→ Instructions to follow:
Write the material out again exactly as it stands.

··· Provided records ···

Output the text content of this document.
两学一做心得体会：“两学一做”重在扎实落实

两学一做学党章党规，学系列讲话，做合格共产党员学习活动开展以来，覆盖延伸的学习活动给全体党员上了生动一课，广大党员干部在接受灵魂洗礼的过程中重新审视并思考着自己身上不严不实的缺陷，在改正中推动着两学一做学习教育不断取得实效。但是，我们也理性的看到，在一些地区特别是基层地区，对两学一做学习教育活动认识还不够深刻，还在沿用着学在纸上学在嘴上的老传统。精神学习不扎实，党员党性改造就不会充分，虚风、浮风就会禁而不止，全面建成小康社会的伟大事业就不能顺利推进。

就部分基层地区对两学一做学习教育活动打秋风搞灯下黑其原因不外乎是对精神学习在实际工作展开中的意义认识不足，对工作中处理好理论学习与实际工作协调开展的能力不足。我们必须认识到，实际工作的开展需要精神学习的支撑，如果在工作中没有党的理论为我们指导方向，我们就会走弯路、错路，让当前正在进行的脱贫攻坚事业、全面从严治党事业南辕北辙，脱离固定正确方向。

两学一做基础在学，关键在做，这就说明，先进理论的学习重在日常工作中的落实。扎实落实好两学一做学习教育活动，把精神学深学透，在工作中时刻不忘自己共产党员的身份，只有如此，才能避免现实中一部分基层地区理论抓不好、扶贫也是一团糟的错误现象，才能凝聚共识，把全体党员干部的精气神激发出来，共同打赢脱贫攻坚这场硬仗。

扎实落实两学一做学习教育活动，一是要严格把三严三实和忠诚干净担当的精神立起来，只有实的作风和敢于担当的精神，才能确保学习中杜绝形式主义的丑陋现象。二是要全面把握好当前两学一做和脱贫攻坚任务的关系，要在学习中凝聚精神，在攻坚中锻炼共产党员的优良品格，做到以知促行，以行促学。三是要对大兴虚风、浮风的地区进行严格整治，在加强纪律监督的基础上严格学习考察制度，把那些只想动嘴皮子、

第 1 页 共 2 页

···

→ Reply:
Output the text content of this document.
两学一做心得体会：“两学一做”重在扎实落实

两学一做学党章党规，学系列讲话，做合格共产党员学习活动开展以来，覆盖延伸的学习活动给全体党员上了生动一课，广大党员干部在接受灵魂洗礼的过程中重新审视并思考着自己身上不严不实的缺陷，在改正中推动着两学一做学习教育不断取得实效。但是，我们也理性的看到，在一些地区特别是基层地区，对两学一做学习教育活动认识还不够深刻，还在沿用着学在纸上学在嘴上的老传统。精神学习不扎实，党员党性改造就不会充分，虚风、浮风就会禁而不止，全面建成小康社会的伟大事业就不能顺利推进。

就部分基层地区对两学一做学习教育活动打秋风搞灯下黑其原因不外乎是对精神学习在实际工作展开中的意义认识不足，对工作中处理好理论学习与实际工作协调开展的能力不足。我们必须认识到，实际工作的开展需要精神学习的支撑，如果在工作中没有党的理论为我们指导方向，我们就会走弯路、错路，让当前正在进行的脱贫攻坚事业、全面从严治党事业南辕北辙，脱离固定正确方向。

两学一做基础在学，关键在做，这就说明，先进理论的学习重在日常工作中的落实。扎实落实好两学一做学习教育活动，把精神学深学透，在工作中时刻不忘自己共产党员的身份，只有如此，才能避免现实中一部分基层地区理论抓不好、扶贫也是一团糟的错误现象，才能凝聚共识，把全体党员干部的精气神激发出来，共同打赢脱贫攻坚这场硬仗。

扎实落实两学一做学习教育活动，一是要严格把三严三实和忠诚干净担当的精神立起来，只有实的作风和敢于担当的精神，才能确保学习中杜绝形式主义的丑陋现象。二是要全面把握好当前两学一做和脱贫攻坚任务的关系，要在学习中凝聚精神，在攻坚中锻炼共产党员的优良品格，做到以知促行，以行促学。三是要对大兴虚风、浮风的地区进行严格整治，在加强纪律监督的基础上严格学习考察制度，把那些只想动嘴皮子、

第 1 页 共 2 页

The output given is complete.